| Do this |
Pick every line with "screenshot" from the material below.

Figure contents as structured data:
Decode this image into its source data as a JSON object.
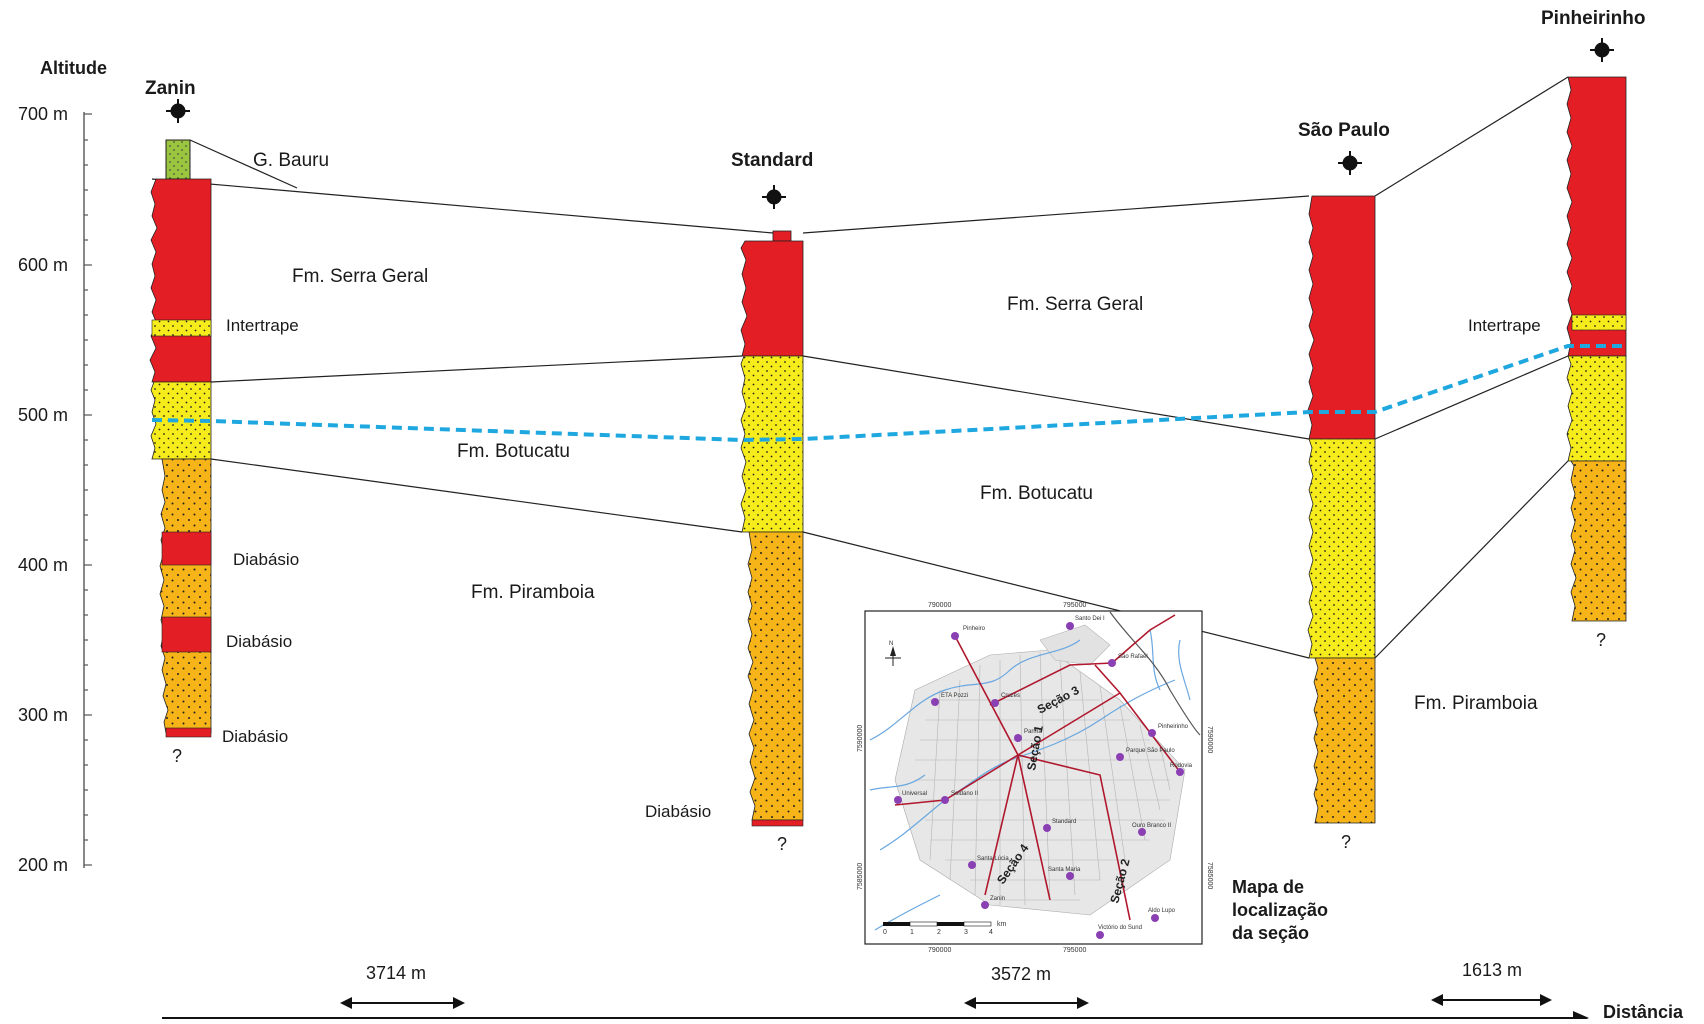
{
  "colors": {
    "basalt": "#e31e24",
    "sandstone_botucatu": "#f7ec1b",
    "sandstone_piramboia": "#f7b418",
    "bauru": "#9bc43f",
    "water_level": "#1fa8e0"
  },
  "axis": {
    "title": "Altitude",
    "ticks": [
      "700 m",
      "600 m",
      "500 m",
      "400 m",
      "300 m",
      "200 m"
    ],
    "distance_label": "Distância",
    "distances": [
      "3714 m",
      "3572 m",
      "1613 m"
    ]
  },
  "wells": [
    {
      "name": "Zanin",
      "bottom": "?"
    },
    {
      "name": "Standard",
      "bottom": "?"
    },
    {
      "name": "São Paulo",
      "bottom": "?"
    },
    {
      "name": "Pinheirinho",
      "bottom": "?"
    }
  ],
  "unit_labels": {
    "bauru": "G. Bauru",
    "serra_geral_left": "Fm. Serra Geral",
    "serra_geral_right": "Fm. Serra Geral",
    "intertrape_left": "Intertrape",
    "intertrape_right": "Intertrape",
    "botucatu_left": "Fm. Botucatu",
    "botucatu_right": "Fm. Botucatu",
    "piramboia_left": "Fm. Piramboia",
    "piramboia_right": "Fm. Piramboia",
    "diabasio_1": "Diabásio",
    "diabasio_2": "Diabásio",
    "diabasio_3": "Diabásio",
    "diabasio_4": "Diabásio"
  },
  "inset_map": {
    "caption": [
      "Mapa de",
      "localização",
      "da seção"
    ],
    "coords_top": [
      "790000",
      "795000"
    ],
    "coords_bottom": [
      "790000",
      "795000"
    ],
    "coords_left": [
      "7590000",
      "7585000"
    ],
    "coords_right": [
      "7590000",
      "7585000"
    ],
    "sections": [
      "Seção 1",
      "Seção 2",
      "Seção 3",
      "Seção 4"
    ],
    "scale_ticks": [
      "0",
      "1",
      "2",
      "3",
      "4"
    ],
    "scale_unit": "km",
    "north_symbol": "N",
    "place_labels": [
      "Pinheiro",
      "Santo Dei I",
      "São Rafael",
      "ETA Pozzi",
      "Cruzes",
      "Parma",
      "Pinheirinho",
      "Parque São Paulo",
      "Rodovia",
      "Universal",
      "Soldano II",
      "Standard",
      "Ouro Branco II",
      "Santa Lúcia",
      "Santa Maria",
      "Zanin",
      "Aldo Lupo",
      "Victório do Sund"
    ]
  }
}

* * *

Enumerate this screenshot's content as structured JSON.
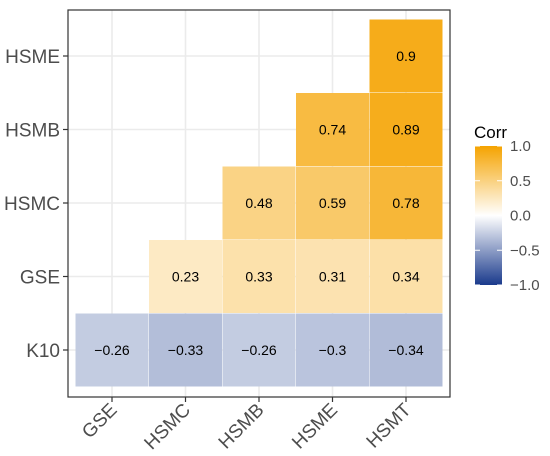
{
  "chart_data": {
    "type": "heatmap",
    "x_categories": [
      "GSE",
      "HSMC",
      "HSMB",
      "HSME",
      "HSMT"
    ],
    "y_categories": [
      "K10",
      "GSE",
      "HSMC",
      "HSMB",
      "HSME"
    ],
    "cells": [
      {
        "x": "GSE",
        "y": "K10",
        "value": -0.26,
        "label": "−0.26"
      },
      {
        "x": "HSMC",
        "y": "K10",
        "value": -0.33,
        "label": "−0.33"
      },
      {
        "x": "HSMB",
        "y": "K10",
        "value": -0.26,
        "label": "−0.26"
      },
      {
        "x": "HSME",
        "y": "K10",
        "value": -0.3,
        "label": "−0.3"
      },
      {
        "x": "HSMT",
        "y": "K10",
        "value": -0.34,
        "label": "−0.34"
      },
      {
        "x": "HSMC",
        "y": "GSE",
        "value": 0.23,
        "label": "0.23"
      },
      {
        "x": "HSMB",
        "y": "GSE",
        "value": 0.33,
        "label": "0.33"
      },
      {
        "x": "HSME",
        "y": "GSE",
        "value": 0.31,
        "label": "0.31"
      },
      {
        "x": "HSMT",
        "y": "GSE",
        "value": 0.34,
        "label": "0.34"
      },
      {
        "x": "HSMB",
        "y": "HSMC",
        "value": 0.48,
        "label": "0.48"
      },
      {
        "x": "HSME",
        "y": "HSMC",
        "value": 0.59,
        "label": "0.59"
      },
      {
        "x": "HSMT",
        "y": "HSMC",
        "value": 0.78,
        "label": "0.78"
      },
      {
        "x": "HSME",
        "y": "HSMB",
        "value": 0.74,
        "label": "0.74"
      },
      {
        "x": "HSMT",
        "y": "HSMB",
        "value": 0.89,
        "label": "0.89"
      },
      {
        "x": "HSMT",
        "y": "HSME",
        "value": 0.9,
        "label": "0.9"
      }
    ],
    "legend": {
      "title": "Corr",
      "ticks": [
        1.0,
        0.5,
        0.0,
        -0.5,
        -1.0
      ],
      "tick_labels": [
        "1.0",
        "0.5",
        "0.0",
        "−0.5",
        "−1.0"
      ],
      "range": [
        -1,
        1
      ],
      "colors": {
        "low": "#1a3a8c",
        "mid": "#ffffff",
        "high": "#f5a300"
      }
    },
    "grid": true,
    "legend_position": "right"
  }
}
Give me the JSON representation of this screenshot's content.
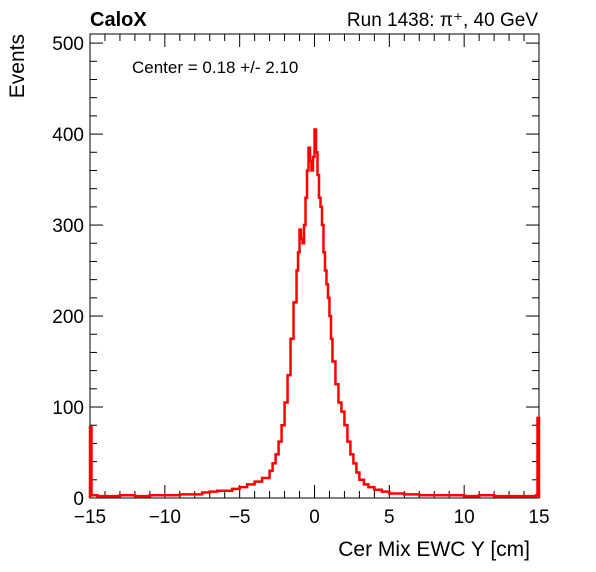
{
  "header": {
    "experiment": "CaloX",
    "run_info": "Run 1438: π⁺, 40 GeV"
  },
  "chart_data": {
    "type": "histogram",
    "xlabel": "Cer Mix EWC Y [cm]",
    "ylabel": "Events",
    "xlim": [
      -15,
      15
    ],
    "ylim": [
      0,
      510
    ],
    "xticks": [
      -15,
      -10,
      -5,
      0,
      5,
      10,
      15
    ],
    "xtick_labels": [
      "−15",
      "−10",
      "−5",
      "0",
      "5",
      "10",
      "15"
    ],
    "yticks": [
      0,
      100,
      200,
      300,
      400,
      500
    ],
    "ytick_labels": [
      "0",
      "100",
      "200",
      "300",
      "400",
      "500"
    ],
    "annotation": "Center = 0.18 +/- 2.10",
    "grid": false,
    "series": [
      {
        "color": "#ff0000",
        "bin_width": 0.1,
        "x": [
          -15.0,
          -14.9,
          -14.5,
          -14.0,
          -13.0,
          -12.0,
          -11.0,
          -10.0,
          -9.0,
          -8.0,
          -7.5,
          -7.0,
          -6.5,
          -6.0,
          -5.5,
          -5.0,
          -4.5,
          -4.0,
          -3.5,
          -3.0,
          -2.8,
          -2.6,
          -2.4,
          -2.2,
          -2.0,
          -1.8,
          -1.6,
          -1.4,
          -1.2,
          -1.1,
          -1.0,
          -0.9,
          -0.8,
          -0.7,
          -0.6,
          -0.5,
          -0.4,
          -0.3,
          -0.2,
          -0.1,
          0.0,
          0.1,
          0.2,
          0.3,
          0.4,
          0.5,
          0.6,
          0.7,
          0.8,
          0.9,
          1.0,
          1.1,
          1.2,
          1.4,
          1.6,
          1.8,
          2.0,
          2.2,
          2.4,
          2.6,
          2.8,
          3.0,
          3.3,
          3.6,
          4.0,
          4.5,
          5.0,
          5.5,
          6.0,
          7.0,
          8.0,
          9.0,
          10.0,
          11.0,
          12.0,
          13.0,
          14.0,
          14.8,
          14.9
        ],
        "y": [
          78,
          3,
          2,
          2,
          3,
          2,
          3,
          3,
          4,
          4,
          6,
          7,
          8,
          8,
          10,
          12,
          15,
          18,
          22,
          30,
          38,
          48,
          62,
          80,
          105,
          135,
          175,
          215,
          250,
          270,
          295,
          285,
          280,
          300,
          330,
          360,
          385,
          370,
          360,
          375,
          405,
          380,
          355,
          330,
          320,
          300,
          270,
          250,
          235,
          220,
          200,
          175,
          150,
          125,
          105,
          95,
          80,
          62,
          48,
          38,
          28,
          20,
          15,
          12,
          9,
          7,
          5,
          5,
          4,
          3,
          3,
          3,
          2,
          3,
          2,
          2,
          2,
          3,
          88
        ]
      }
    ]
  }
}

| Correct answer |
Enumerate this screenshot's content as structured JSON.
Give me the JSON representation of this screenshot's content.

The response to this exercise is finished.